--- Dataset content ---
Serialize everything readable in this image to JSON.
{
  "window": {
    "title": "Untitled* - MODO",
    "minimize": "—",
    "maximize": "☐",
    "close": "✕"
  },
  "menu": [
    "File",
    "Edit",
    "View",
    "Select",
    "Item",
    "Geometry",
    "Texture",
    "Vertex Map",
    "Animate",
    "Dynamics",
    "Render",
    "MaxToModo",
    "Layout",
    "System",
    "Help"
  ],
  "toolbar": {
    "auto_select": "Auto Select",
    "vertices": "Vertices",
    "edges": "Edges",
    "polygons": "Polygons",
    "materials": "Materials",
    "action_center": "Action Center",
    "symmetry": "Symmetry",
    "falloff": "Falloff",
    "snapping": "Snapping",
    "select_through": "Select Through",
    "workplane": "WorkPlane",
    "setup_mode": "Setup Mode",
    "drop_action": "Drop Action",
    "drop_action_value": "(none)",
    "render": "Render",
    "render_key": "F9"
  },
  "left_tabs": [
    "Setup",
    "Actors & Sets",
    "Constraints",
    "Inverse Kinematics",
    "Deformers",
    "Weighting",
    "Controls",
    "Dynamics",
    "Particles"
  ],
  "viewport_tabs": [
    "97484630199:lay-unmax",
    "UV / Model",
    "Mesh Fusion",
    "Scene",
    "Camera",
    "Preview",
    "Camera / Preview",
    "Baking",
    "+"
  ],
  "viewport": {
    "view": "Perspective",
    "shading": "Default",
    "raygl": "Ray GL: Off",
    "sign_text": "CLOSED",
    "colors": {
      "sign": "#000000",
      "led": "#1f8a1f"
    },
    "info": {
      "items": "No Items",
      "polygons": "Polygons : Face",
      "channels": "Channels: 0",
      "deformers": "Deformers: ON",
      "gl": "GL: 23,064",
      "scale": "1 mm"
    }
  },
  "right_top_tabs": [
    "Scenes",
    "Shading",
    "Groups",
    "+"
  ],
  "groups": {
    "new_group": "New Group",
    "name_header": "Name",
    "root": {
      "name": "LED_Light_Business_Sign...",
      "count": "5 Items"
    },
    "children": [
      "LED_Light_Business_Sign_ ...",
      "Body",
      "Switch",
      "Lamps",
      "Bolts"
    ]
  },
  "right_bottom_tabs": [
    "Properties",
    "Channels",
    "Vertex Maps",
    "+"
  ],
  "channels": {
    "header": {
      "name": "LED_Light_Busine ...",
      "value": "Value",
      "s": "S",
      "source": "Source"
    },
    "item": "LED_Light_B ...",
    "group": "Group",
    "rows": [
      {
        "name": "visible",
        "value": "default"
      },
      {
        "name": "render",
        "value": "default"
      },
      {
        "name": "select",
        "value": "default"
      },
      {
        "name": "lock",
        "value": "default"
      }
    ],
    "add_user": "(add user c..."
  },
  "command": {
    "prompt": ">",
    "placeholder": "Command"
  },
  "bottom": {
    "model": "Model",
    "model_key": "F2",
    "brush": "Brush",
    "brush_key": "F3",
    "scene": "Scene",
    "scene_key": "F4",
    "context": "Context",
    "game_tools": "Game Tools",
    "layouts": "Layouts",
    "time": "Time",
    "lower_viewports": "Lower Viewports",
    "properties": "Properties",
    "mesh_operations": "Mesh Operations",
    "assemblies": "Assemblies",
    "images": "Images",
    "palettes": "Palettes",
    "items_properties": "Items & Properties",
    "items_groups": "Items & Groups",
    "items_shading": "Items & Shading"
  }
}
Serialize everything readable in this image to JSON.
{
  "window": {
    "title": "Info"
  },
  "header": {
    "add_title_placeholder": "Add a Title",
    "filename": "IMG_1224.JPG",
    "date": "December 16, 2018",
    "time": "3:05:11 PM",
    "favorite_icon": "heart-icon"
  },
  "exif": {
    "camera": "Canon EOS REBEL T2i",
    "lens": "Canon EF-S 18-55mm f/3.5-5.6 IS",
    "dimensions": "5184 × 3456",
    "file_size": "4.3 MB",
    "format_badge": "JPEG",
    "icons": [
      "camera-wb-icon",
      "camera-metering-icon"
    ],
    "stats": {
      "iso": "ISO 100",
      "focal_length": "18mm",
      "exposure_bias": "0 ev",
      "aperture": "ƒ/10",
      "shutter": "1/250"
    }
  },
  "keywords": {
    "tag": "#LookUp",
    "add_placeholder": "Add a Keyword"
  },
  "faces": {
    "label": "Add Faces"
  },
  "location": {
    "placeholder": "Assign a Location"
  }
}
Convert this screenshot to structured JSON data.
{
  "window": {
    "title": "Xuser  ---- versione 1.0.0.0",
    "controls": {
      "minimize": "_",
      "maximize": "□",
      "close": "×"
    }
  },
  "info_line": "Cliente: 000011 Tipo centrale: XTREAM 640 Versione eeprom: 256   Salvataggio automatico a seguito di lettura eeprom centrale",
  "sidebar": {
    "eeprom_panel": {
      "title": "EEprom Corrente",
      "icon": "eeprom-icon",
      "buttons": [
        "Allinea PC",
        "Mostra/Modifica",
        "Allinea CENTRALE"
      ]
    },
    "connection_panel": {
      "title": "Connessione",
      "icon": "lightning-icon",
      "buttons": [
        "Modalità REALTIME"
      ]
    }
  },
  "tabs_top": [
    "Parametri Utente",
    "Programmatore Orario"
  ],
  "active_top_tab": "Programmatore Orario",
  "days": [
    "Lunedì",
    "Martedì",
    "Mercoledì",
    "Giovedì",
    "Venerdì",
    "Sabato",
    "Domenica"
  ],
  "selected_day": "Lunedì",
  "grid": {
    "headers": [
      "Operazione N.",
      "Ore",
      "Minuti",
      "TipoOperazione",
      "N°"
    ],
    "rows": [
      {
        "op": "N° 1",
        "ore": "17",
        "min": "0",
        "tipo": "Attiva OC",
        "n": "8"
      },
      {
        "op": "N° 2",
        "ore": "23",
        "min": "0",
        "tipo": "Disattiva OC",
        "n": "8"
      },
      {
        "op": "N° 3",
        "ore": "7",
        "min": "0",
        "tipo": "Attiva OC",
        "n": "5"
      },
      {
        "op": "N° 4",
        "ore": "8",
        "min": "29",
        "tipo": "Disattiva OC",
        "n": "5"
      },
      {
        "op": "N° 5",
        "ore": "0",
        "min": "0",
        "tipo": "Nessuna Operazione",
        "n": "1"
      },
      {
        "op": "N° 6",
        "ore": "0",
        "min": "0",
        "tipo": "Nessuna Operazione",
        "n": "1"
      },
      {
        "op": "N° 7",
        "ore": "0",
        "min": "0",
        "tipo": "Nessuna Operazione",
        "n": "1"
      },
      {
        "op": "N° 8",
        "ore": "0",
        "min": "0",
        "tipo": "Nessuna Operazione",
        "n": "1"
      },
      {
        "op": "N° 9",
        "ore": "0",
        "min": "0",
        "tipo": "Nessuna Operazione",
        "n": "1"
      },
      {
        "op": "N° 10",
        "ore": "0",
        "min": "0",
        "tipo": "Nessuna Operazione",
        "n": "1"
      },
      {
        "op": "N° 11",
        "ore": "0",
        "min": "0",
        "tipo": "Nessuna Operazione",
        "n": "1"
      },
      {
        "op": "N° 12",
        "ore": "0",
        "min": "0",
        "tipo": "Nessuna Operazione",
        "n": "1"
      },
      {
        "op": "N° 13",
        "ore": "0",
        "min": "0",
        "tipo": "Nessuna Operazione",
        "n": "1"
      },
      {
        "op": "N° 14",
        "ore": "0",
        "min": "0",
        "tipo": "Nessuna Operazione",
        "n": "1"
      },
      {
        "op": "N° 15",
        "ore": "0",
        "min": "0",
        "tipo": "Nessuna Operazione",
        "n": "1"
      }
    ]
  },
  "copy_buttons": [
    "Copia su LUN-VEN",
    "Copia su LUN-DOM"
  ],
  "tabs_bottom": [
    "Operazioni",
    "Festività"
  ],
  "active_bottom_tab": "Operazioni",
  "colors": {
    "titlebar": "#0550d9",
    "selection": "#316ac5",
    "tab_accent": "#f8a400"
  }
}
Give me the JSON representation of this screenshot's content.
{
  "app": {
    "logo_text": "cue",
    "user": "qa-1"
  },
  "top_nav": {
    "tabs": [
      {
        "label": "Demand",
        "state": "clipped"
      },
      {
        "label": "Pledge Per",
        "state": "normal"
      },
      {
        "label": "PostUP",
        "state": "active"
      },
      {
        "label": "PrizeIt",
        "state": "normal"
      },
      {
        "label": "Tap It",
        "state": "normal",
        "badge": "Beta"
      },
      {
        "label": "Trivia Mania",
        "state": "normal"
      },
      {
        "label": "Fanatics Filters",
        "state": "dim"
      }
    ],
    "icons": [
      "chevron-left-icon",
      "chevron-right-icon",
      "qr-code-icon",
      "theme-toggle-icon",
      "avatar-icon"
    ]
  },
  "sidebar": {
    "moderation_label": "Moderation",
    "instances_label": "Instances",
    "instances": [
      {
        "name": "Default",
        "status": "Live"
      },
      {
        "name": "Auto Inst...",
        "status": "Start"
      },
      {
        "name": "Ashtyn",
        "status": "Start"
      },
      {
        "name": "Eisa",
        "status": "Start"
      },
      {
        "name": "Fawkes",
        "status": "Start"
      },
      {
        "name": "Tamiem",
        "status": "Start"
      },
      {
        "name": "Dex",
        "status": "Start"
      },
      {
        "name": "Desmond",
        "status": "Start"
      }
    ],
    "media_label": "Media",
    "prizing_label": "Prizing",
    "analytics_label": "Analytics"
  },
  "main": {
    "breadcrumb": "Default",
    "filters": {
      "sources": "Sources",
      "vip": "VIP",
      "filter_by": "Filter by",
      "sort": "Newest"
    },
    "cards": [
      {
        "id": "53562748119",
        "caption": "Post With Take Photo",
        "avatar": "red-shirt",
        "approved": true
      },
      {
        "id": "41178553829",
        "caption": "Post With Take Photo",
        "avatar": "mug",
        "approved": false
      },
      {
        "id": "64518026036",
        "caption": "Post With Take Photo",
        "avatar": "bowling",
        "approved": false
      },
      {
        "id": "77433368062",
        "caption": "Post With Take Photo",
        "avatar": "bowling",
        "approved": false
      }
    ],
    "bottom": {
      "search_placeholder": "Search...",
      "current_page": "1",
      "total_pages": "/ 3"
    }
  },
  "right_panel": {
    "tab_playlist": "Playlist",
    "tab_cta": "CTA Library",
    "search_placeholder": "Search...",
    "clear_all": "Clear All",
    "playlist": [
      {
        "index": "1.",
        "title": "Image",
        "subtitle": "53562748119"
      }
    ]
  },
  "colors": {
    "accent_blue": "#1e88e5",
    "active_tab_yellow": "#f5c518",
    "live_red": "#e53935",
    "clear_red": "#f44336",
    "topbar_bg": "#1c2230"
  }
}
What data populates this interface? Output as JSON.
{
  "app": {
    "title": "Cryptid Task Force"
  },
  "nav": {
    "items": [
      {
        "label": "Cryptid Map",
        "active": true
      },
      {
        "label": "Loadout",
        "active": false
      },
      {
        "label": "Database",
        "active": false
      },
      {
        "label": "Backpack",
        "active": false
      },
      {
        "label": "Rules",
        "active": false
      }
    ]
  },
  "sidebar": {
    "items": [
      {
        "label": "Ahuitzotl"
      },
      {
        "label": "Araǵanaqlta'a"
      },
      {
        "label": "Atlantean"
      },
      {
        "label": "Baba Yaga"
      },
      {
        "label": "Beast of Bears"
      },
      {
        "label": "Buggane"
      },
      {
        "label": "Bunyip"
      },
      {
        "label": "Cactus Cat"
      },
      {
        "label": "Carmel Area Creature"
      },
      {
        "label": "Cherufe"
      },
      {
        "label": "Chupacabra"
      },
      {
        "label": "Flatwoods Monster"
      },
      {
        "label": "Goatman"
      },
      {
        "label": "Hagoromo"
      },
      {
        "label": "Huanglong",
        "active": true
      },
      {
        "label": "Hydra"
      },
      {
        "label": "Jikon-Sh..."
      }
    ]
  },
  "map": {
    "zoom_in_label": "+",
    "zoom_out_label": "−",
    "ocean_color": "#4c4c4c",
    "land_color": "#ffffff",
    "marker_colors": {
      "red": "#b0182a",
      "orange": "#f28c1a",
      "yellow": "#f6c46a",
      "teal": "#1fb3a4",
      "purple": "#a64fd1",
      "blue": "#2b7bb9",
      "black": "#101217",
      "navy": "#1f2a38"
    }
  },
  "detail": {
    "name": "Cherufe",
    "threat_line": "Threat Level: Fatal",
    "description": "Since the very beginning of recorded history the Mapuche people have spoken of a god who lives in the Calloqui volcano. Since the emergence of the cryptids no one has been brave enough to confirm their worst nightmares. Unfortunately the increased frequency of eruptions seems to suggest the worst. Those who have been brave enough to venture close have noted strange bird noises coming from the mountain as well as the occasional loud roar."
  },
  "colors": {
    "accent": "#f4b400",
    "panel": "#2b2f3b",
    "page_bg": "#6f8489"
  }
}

--- Work instructions ---
Take every line from the data that contains the word "avatar".

--- Task response ---
      "avatar-icon"
        "avatar": "red-shirt",
        "avatar": "mug",
        "avatar": "bowling",
        "avatar": "bowling",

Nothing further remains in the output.